Goal -
Set down the material below word for word, excluding the pictures.

Working data -

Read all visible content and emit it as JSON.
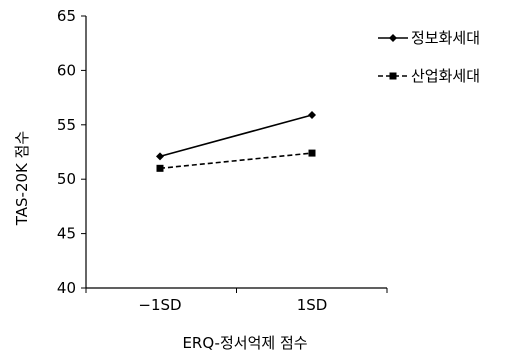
{
  "chart_data": {
    "type": "line",
    "title": "",
    "xlabel": "ERQ-정서억제 점수",
    "ylabel": "TAS-20K 점수",
    "categories": [
      "-1SD",
      "1SD"
    ],
    "ylim": [
      40,
      65
    ],
    "yticks": [
      40,
      45,
      50,
      55,
      60,
      65
    ],
    "grid": false,
    "legend_position": "top-right",
    "series": [
      {
        "name": "정보화세대",
        "values": [
          52.1,
          55.9
        ],
        "color": "#000000",
        "line_style": "solid",
        "marker": "diamond"
      },
      {
        "name": "산업화세대",
        "values": [
          51.0,
          52.4
        ],
        "color": "#000000",
        "line_style": "dashed",
        "marker": "square"
      }
    ]
  }
}
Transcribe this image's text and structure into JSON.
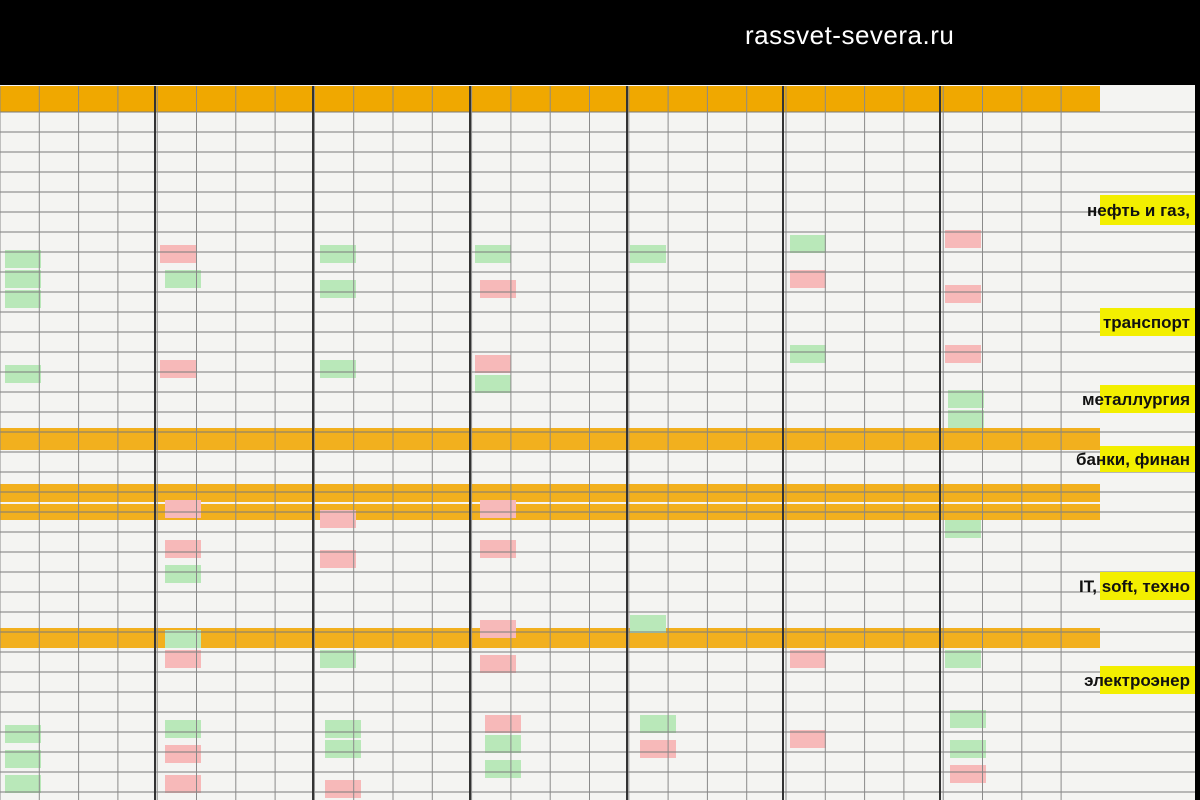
{
  "watermark": "rassvet-severa.ru",
  "sections": [
    {
      "label": "нефть и газ,"
    },
    {
      "label": "транспорт"
    },
    {
      "label": "металлургия"
    },
    {
      "label": "банки, финан"
    },
    {
      "label": "IT, soft, техно"
    },
    {
      "label": "электроэнер"
    }
  ]
}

Written response -
Read all visible content and emit it as JSON.
{
  "chart_data": {
    "type": "line",
    "title": "",
    "xlabel": "ERQ-정서억제 점수",
    "ylabel": "TAS-20K 점수",
    "categories": [
      "-1SD",
      "1SD"
    ],
    "ylim": [
      40,
      65
    ],
    "yticks": [
      40,
      45,
      50,
      55,
      60,
      65
    ],
    "grid": false,
    "legend_position": "top-right",
    "series": [
      {
        "name": "정보화세대",
        "values": [
          52.1,
          55.9
        ],
        "color": "#000000",
        "line_style": "solid",
        "marker": "diamond"
      },
      {
        "name": "산업화세대",
        "values": [
          51.0,
          52.4
        ],
        "color": "#000000",
        "line_style": "dashed",
        "marker": "square"
      }
    ]
  }
}
Transcribe this image's text and structure into JSON.
{
  "watermark": "rassvet-severa.ru",
  "sections": [
    {
      "label": "нефть и газ,"
    },
    {
      "label": "транспорт"
    },
    {
      "label": "металлургия"
    },
    {
      "label": "банки, финан"
    },
    {
      "label": "IT, soft, техно"
    },
    {
      "label": "электроэнер"
    }
  ]
}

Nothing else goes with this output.